— EXERCISE AIM —
Extract every line that includes the string "underrättelsetjänst".

——

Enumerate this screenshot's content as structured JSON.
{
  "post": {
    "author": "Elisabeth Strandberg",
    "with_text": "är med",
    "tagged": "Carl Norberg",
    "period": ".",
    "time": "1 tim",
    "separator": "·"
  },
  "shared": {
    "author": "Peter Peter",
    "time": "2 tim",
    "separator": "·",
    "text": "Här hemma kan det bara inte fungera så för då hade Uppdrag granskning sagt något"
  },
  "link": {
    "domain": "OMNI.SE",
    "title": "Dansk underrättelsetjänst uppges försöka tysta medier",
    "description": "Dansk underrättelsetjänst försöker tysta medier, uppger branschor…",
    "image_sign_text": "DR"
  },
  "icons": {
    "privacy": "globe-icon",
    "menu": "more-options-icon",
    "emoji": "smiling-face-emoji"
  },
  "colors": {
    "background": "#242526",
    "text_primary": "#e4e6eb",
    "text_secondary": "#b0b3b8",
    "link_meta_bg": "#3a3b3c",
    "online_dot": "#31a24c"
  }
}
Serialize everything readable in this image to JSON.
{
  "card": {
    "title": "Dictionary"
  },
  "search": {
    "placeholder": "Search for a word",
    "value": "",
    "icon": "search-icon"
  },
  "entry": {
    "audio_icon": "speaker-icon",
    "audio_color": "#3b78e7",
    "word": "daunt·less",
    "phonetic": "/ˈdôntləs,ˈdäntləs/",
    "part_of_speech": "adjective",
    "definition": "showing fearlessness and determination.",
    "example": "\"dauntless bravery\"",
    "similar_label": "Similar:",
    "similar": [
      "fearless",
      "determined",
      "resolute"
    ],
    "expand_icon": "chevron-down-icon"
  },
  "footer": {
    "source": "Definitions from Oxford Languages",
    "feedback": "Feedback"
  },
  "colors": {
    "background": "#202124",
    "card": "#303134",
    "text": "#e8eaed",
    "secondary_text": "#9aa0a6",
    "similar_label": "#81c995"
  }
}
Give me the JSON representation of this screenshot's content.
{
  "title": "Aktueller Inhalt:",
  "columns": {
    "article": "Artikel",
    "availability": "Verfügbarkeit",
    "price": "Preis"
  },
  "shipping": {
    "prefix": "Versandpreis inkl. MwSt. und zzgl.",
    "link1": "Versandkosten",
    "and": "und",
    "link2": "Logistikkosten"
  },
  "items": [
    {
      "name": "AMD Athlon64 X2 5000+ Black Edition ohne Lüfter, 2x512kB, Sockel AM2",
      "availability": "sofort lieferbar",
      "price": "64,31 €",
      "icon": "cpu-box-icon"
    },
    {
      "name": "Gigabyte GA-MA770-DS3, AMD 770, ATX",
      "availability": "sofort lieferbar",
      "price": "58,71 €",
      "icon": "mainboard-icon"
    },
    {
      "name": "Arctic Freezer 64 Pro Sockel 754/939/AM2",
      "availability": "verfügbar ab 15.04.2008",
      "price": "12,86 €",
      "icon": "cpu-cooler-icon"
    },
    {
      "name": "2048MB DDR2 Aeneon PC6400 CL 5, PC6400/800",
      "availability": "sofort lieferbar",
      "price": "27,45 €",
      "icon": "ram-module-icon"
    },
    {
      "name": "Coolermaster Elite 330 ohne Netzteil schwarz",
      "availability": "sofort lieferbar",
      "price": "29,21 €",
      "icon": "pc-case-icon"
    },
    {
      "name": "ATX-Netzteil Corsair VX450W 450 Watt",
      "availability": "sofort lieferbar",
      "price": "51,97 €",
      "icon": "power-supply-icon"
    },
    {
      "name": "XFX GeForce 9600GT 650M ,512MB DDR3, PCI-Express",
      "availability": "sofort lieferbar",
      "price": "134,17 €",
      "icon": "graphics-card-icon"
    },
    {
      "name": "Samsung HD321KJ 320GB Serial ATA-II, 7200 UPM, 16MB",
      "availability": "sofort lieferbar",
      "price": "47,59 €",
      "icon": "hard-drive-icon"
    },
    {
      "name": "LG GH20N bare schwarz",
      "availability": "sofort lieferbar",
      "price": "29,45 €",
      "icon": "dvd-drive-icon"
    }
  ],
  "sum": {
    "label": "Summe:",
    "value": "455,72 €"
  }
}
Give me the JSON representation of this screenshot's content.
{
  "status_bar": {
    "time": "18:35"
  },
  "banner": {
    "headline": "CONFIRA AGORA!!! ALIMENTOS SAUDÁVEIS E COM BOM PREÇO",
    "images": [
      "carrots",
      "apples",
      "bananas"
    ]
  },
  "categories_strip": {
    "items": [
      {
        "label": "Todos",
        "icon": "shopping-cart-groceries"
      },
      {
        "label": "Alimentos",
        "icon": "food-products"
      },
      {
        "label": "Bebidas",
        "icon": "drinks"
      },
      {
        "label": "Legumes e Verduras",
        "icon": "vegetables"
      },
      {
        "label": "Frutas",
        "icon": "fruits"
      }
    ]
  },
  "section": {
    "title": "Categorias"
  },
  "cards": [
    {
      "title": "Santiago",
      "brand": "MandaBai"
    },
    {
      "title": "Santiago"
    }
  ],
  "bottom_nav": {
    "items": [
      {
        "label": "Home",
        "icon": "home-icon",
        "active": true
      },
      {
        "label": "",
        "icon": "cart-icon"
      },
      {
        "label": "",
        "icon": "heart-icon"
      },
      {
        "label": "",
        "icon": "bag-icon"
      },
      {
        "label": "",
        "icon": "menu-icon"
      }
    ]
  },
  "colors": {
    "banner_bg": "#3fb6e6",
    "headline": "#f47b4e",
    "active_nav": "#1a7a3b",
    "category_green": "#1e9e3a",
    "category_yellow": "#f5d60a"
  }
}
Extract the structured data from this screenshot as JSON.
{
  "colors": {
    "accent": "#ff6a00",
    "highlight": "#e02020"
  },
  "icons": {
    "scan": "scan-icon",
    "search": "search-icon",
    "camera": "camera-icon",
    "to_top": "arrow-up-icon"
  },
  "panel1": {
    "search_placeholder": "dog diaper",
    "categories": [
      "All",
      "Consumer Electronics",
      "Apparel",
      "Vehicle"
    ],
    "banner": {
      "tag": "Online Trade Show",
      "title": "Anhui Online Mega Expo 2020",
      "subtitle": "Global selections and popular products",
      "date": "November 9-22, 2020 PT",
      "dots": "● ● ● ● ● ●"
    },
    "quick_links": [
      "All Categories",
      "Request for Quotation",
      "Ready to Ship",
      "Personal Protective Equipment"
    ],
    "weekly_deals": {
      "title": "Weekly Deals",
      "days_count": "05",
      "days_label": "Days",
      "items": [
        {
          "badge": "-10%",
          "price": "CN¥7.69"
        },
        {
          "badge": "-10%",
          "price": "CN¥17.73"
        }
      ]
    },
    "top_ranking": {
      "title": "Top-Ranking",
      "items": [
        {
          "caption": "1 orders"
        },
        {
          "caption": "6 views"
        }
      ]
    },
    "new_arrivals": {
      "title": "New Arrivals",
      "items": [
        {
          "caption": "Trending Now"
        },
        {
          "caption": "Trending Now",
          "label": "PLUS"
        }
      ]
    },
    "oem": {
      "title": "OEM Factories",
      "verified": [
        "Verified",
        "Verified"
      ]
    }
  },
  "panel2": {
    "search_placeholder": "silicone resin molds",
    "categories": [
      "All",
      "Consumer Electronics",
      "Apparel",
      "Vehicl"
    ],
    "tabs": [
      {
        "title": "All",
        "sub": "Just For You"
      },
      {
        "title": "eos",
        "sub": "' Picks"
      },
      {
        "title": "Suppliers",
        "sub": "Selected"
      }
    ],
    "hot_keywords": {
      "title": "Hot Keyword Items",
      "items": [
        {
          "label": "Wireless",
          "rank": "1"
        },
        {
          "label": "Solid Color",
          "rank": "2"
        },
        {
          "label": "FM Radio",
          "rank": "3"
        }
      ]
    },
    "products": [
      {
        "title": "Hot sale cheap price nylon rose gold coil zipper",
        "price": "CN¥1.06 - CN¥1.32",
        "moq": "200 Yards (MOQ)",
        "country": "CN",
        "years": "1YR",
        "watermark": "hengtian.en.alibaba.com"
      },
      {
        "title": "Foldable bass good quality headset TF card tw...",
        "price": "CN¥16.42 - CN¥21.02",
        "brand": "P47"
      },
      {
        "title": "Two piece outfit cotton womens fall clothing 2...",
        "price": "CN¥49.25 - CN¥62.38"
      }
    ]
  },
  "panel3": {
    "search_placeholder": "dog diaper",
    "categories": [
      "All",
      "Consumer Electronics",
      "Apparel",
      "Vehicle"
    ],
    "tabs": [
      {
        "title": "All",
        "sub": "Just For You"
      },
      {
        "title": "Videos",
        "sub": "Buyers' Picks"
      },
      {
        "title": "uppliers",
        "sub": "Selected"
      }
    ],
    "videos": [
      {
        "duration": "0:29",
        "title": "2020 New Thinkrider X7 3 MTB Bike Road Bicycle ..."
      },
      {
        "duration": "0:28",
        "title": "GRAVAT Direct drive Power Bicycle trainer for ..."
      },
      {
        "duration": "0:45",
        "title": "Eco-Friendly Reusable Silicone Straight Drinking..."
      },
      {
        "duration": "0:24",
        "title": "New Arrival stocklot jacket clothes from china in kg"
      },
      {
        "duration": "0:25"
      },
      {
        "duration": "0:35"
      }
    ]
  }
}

——

— EXPECTED ANSWER —
    "title": "Dansk underrättelsetjänst uppges försöka tysta medier",
    "description": "Dansk underrättelsetjänst försöker tysta medier, uppger branschor…",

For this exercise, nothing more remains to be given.